_WORK TO COMPLETE_.
Answer the following about the blog post on infrastructure below, one answer per line, numbered to match.
1. In which newspaper did the writer read the article on public versus private infrastructure?
2. Which part of Atlanta's infrastructure does the writer mention?
3. Between which two points was there no rail line over the holidays?

Any way that's not why I'm writing I'm writing this post because I've been thinking about infrastructure (can you imagine how dull my life must be?) and then today I read this marvelous article in NYT on Public vs. Private infrastructure. It sure isn't pretty but basic infrastructure is what makes cities great and every city I have lived in has a crumbling infrastructure. Atlanta's water system, San Francisco's schools and roads, when I left Tampa it was so busy growing that the infrastructure hadn't caught up yet. Sort of makes you long for early to mid 20th century when civil engineering was kind and social infrastructure got nothing...
Here in London, I'm still having trouble understanding how these things are funded. They don't have bonding as I know it from the US - central government shares our revenue to local authorities who get work done (or not). They have privatised everything so its a very strange quagmire. As fully realised in this week's cock-up concerning net work rails in ability to get the line work finished on time to re-open Liverpool Street Station. They seem to have split up the companies which maintain and deliver the rail lines from the companies which run the trains. No overhead wire engineers available over the holidays so no line from Rugby to Liverpool Street. Good thing no body was at work last week!

_PROVIDED DATA_.

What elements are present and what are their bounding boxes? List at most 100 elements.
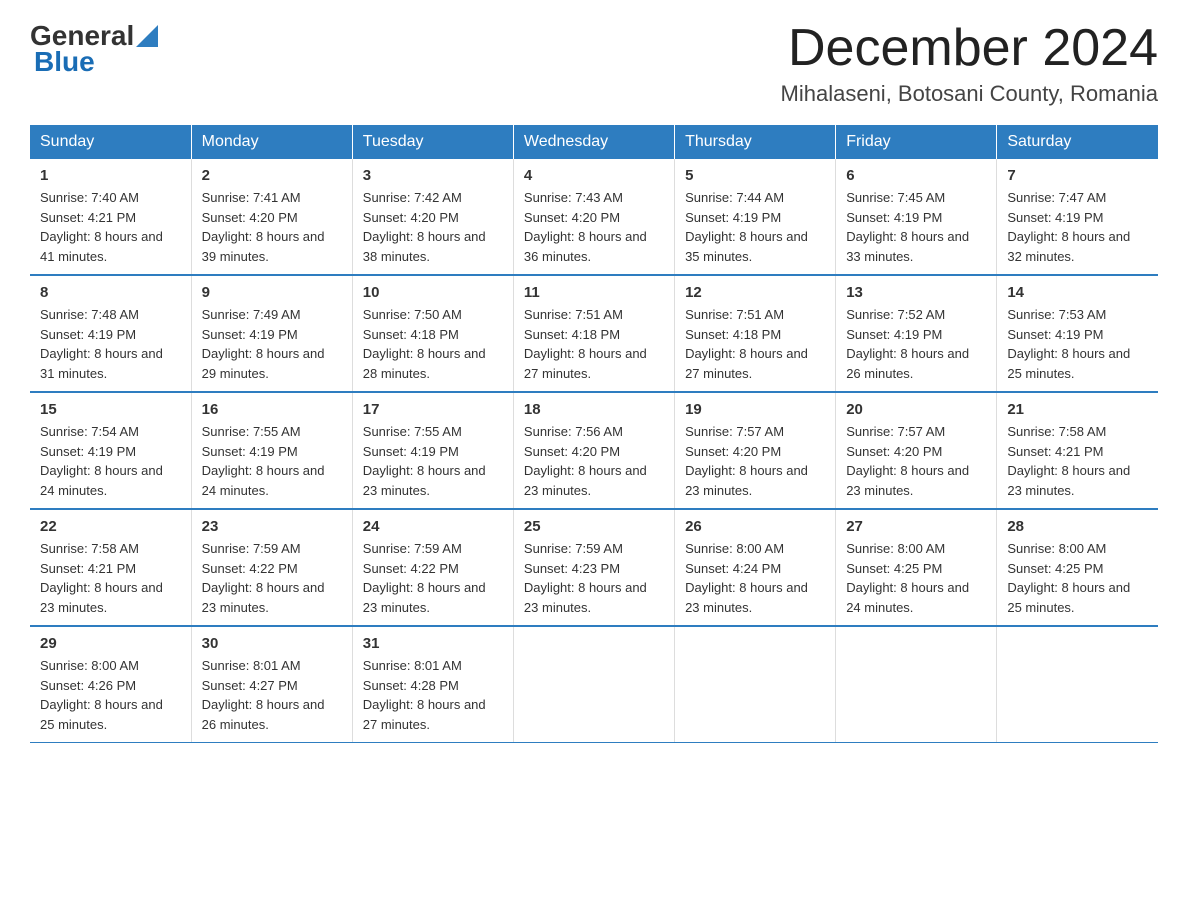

_OUTPUT OF THE EXERCISE_.
1. NYT
2. Its water system
3. Rugby and Liverpool Street